*Stated task*: Omit any picture, and return the remaining data exactly as written.
[Start of Data provided]
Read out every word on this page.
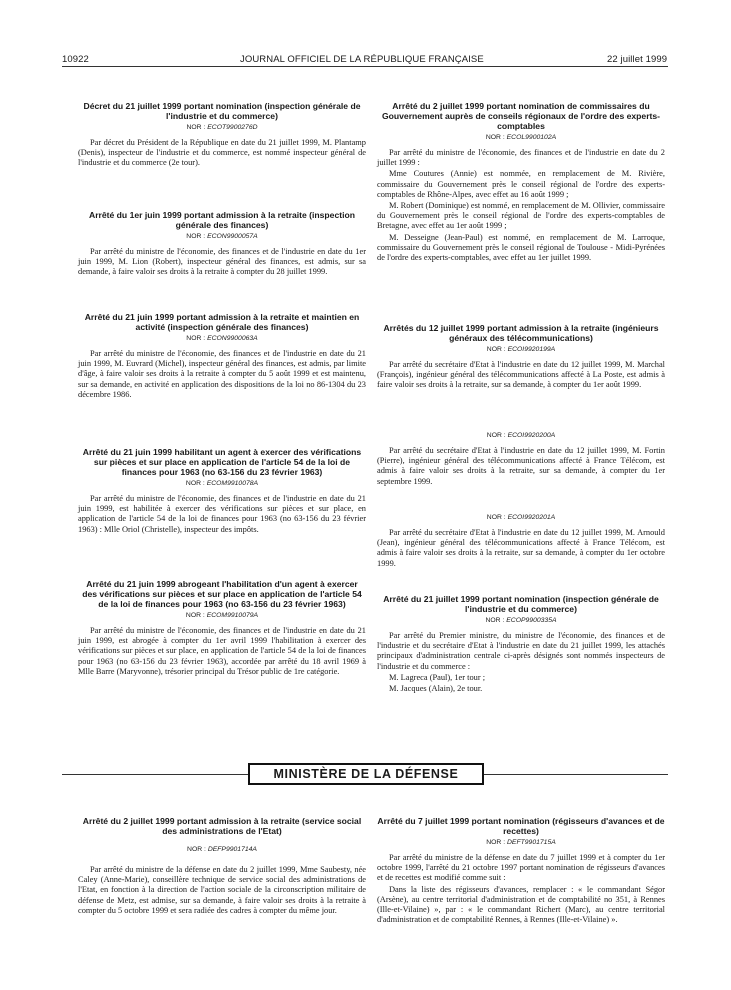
10922	JOURNAL OFFICIEL DE LA RÉPUBLIQUE FRANÇAISE	22 juillet 1999

Décret du 21 juillet 1999 portant nomination (inspection générale de l'industrie et du commerce)

NOR : ECOT9900276D

Par décret du Président de la République en date du 21 juillet 1999, M. Plantamp (Denis), inspecteur de l'industrie et du commerce, est nommé inspecteur général de l'industrie et du commerce (2e tour).

Arrêté du 1er juin 1999 portant admission à la retraite (inspection générale des finances)

NOR : ECON9900057A

Par arrêté du ministre de l'économie, des finances et de l'industrie en date du 1er juin 1999, M. Lion (Robert), inspecteur général des finances, est admis, sur sa demande, à faire valoir ses droits à la retraite à compter du 28 juillet 1999.

Arrêté du 21 juin 1999 portant admission à la retraite et maintien en activité (inspection générale des finances)

NOR : ECON9900063A

Par arrêté du ministre de l'économie, des finances et de l'industrie en date du 21 juin 1999, M. Euvrard (Michel), inspecteur général des finances, est admis, par limite d'âge, à faire valoir ses droits à la retraite à compter du 5 août 1999 et est maintenu, sur sa demande, en activité en application des dispositions de la loi no 86-1304 du 23 décembre 1986.

Arrêté du 21 juin 1999 habilitant un agent à exercer des vérifications sur pièces et sur place en application de l'article 54 de la loi de finances pour 1963 (no 63-156 du 23 février 1963)

NOR : ECOM9910078A

Par arrêté du ministre de l'économie, des finances et de l'industrie en date du 21 juin 1999, est habilitée à exercer des vérifications sur pièces et sur place, en application de l'article 54 de la loi de finances pour 1963 (no 63-156 du 23 février 1963) : Mlle Oriol (Christelle), inspecteur des impôts.

Arrêté du 21 juin 1999 abrogeant l'habilitation d'un agent à exercer des vérifications sur pièces et sur place en application de l'article 54 de la loi de finances pour 1963 (no 63-156 du 23 février 1963)

NOR : ECOM9910079A

Par arrêté du ministre de l'économie, des finances et de l'industrie en date du 21 juin 1999, est abrogée à compter du 1er avril 1999 l'habilitation à exercer des vérifications sur pièces et sur place, en application de l'article 54 de la loi de finances pour 1963 (no 63-156 du 23 février 1963), accordée par arrêté du 18 avril 1969 à Mlle Barre (Maryvonne), trésorier principal du Trésor public de 1re catégorie.

Arrêté du 2 juillet 1999 portant nomination de commissaires du Gouvernement auprès de conseils régionaux de l'ordre des experts-comptables

NOR : ECOL9900102A

Par arrêté du ministre de l'économie, des finances et de l'industrie en date du 2 juillet 1999 :

Mme Coutures (Annie) est nommée, en remplacement de M. Rivière, commissaire du Gouvernement près le conseil régional de l'ordre des experts-comptables de Rhône-Alpes, avec effet au 16 août 1999 ;

M. Robert (Dominique) est nommé, en remplacement de M. Ollivier, commissaire du Gouvernement près le conseil régional de l'ordre des experts-comptables de Bretagne, avec effet au 1er août 1999 ;

M. Desseigne (Jean-Paul) est nommé, en remplacement de M. Larroque, commissaire du Gouvernement près le conseil régional de Toulouse - Midi-Pyrénées de l'ordre des experts-comptables, avec effet au 1er juillet 1999.

Arrêtés du 12 juillet 1999 portant admission à la retraite (ingénieurs généraux des télécommunications)

NOR : ECOI9920199A

Par arrêté du secrétaire d'Etat à l'industrie en date du 12 juillet 1999, M. Marchal (François), ingénieur général des télécommunications affecté à La Poste, est admis à faire valoir ses droits à la retraite, sur sa demande, à compter du 1er août 1999.

NOR : ECOI9920200A

Par arrêté du secrétaire d'Etat à l'industrie en date du 12 juillet 1999, M. Fortin (Pierre), ingénieur général des télécommunications affecté à France Télécom, est admis à faire valoir ses droits à la retraite, sur sa demande, à compter du 1er septembre 1999.

NOR : ECOI9920201A

Par arrêté du secrétaire d'Etat à l'industrie en date du 12 juillet 1999, M. Arnould (Jean), ingénieur général des télécommunications affecté à France Télécom, est admis à faire valoir ses droits à la retraite, sur sa demande, à compter du 1er octobre 1999.

Arrêté du 21 juillet 1999 portant nomination (inspection générale de l'industrie et du commerce)

NOR : ECOP9900335A

Par arrêté du Premier ministre, du ministre de l'économie, des finances et de l'industrie et du secrétaire d'Etat à l'industrie en date du 21 juillet 1999, les attachés principaux d'administration centrale ci-après désignés sont nommés inspecteurs de l'industrie et du commerce :

M. Lagreca (Paul), 1er tour ;

M. Jacques (Alain), 2e tour.

MINISTÈRE DE LA DÉFENSE

Arrêté du 2 juillet 1999 portant admission à la retraite (service social des administrations de l'Etat)

NOR : DEFP9901714A

Par arrêté du ministre de la défense en date du 2 juillet 1999, Mme Saubesty, née Caley (Anne-Marie), conseillère technique de service social des administrations de l'Etat, en fonction à la direction de l'action sociale de la circonscription militaire de défense de Metz, est admise, sur sa demande, à faire valoir ses droits à la retraite à compter du 5 octobre 1999 et sera radiée des cadres à compter du même jour.

Arrêté du 7 juillet 1999 portant nomination (régisseurs d'avances et de recettes)

NOR : DEFT9901715A

Par arrêté du ministre de la défense en date du 7 juillet 1999 et à compter du 1er octobre 1999, l'arrêté du 21 octobre 1997 portant nomination de régisseurs d'avances et de recettes est modifié comme suit :

Dans la liste des régisseurs d'avances, remplacer : « le commandant Ségor (Arsène), au centre territorial d'administration et de comptabilité no 351, à Rennes (Ille-et-Vilaine) », par : « le commandant Richert (Marc), au centre territorial d'administration et de comptabilité Rennes, à Rennes (Ille-et-Vilaine) ».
[End of Data provided]
*Result of this task*:
Read out every word on this page.
10922	JOURNAL OFFICIEL DE LA RÉPUBLIQUE FRANÇAISE	22 juillet 1999

Décret du 21 juillet 1999 portant nomination (inspection générale de l'industrie et du commerce)

NOR : ECOT9900276D

Par décret du Président de la République en date du 21 juillet 1999, M. Plantamp (Denis), inspecteur de l'industrie et du commerce, est nommé inspecteur général de l'industrie et du commerce (2e tour).

Arrêté du 1er juin 1999 portant admission à la retraite (inspection générale des finances)

NOR : ECON9900057A

Par arrêté du ministre de l'économie, des finances et de l'industrie en date du 1er juin 1999, M. Lion (Robert), inspecteur général des finances, est admis, sur sa demande, à faire valoir ses droits à la retraite à compter du 28 juillet 1999.

Arrêté du 21 juin 1999 portant admission à la retraite et maintien en activité (inspection générale des finances)

NOR : ECON9900063A

Par arrêté du ministre de l'économie, des finances et de l'industrie en date du 21 juin 1999, M. Euvrard (Michel), inspecteur général des finances, est admis, par limite d'âge, à faire valoir ses droits à la retraite à compter du 5 août 1999 et est maintenu, sur sa demande, en activité en application des dispositions de la loi no 86-1304 du 23 décembre 1986.

Arrêté du 21 juin 1999 habilitant un agent à exercer des vérifications sur pièces et sur place en application de l'article 54 de la loi de finances pour 1963 (no 63-156 du 23 février 1963)

NOR : ECOM9910078A

Par arrêté du ministre de l'économie, des finances et de l'industrie en date du 21 juin 1999, est habilitée à exercer des vérifications sur pièces et sur place, en application de l'article 54 de la loi de finances pour 1963 (no 63-156 du 23 février 1963) : Mlle Oriol (Christelle), inspecteur des impôts.

Arrêté du 21 juin 1999 abrogeant l'habilitation d'un agent à exercer des vérifications sur pièces et sur place en application de l'article 54 de la loi de finances pour 1963 (no 63-156 du 23 février 1963)

NOR : ECOM9910079A

Par arrêté du ministre de l'économie, des finances et de l'industrie en date du 21 juin 1999, est abrogée à compter du 1er avril 1999 l'habilitation à exercer des vérifications sur pièces et sur place, en application de l'article 54 de la loi de finances pour 1963 (no 63-156 du 23 février 1963), accordée par arrêté du 18 avril 1969 à Mlle Barre (Maryvonne), trésorier principal du Trésor public de 1re catégorie.

Arrêté du 2 juillet 1999 portant nomination de commissaires du Gouvernement auprès de conseils régionaux de l'ordre des experts-comptables

NOR : ECOL9900102A

Par arrêté du ministre de l'économie, des finances et de l'industrie en date du 2 juillet 1999 :

Mme Coutures (Annie) est nommée, en remplacement de M. Rivière, commissaire du Gouvernement près le conseil régional de l'ordre des experts-comptables de Rhône-Alpes, avec effet au 16 août 1999 ;

M. Robert (Dominique) est nommé, en remplacement de M. Ollivier, commissaire du Gouvernement près le conseil régional de l'ordre des experts-comptables de Bretagne, avec effet au 1er août 1999 ;

M. Desseigne (Jean-Paul) est nommé, en remplacement de M. Larroque, commissaire du Gouvernement près le conseil régional de Toulouse - Midi-Pyrénées de l'ordre des experts-comptables, avec effet au 1er juillet 1999.

Arrêtés du 12 juillet 1999 portant admission à la retraite (ingénieurs généraux des télécommunications)

NOR : ECOI9920199A

Par arrêté du secrétaire d'Etat à l'industrie en date du 12 juillet 1999, M. Marchal (François), ingénieur général des télécommunications affecté à La Poste, est admis à faire valoir ses droits à la retraite, sur sa demande, à compter du 1er août 1999.

NOR : ECOI9920200A

Par arrêté du secrétaire d'Etat à l'industrie en date du 12 juillet 1999, M. Fortin (Pierre), ingénieur général des télécommunications affecté à France Télécom, est admis à faire valoir ses droits à la retraite, sur sa demande, à compter du 1er septembre 1999.

NOR : ECOI9920201A

Par arrêté du secrétaire d'Etat à l'industrie en date du 12 juillet 1999, M. Arnould (Jean), ingénieur général des télécommunications affecté à France Télécom, est admis à faire valoir ses droits à la retraite, sur sa demande, à compter du 1er octobre 1999.

Arrêté du 21 juillet 1999 portant nomination (inspection générale de l'industrie et du commerce)

NOR : ECOP9900335A

Par arrêté du Premier ministre, du ministre de l'économie, des finances et de l'industrie et du secrétaire d'Etat à l'industrie en date du 21 juillet 1999, les attachés principaux d'administration centrale ci-après désignés sont nommés inspecteurs de l'industrie et du commerce :

M. Lagreca (Paul), 1er tour ;

M. Jacques (Alain), 2e tour.

MINISTÈRE DE LA DÉFENSE

Arrêté du 2 juillet 1999 portant admission à la retraite (service social des administrations de l'Etat)

NOR : DEFP9901714A

Par arrêté du ministre de la défense en date du 2 juillet 1999, Mme Saubesty, née Caley (Anne-Marie), conseillère technique de service social des administrations de l'Etat, en fonction à la direction de l'action sociale de la circonscription militaire de défense de Metz, est admise, sur sa demande, à faire valoir ses droits à la retraite à compter du 5 octobre 1999 et sera radiée des cadres à compter du même jour.

Arrêté du 7 juillet 1999 portant nomination (régisseurs d'avances et de recettes)

NOR : DEFT9901715A

Par arrêté du ministre de la défense en date du 7 juillet 1999 et à compter du 1er octobre 1999, l'arrêté du 21 octobre 1997 portant nomination de régisseurs d'avances et de recettes est modifié comme suit :

Dans la liste des régisseurs d'avances, remplacer : « le commandant Ségor (Arsène), au centre territorial d'administration et de comptabilité no 351, à Rennes (Ille-et-Vilaine) », par : « le commandant Richert (Marc), au centre territorial d'administration et de comptabilité Rennes, à Rennes (Ille-et-Vilaine) ».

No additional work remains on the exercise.